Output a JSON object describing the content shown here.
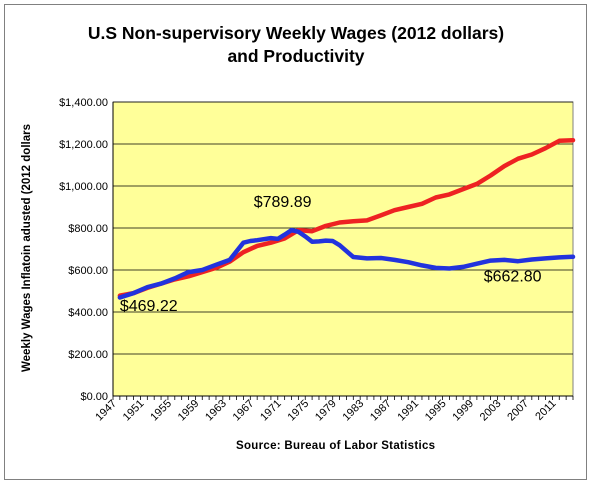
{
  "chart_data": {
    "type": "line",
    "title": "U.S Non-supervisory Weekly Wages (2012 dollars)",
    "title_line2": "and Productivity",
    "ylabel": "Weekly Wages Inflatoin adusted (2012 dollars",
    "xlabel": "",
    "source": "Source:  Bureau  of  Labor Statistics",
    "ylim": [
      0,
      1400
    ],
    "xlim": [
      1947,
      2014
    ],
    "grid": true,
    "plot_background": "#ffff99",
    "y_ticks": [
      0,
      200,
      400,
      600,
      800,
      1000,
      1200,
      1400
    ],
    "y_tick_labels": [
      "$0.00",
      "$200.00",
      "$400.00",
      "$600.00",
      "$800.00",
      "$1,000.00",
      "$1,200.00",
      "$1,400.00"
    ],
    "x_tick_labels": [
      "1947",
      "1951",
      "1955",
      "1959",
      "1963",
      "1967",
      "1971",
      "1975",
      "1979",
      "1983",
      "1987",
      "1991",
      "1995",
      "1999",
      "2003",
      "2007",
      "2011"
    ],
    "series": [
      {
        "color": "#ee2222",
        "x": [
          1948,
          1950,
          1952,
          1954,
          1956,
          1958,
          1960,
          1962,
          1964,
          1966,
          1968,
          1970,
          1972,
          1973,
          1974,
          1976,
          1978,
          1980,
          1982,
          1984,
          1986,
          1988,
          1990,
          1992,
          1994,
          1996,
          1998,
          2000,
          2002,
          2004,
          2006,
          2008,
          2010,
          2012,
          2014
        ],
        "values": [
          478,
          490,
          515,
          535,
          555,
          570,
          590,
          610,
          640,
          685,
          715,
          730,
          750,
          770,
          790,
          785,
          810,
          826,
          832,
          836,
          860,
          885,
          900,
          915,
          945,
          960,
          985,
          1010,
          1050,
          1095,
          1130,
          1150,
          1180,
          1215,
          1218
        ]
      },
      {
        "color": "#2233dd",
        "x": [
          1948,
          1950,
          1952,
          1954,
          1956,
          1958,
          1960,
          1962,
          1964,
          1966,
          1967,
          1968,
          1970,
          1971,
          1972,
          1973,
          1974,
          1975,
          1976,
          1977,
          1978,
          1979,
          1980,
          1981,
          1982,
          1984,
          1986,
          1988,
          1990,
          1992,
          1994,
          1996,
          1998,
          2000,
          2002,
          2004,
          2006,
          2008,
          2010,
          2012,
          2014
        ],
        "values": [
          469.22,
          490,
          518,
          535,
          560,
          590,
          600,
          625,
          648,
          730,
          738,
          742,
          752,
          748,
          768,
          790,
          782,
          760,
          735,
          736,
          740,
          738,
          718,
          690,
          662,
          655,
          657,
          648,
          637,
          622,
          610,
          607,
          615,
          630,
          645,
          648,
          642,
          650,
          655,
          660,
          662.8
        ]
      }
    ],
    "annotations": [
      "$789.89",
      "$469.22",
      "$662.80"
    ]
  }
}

**Short exercise**
Using the listing above, show every line that includes the string "dollars".

**Exercise solution**
    "title": "U.S Non-supervisory Weekly Wages (2012 dollars)",
    "ylabel": "Weekly Wages Inflatoin adusted (2012 dollars",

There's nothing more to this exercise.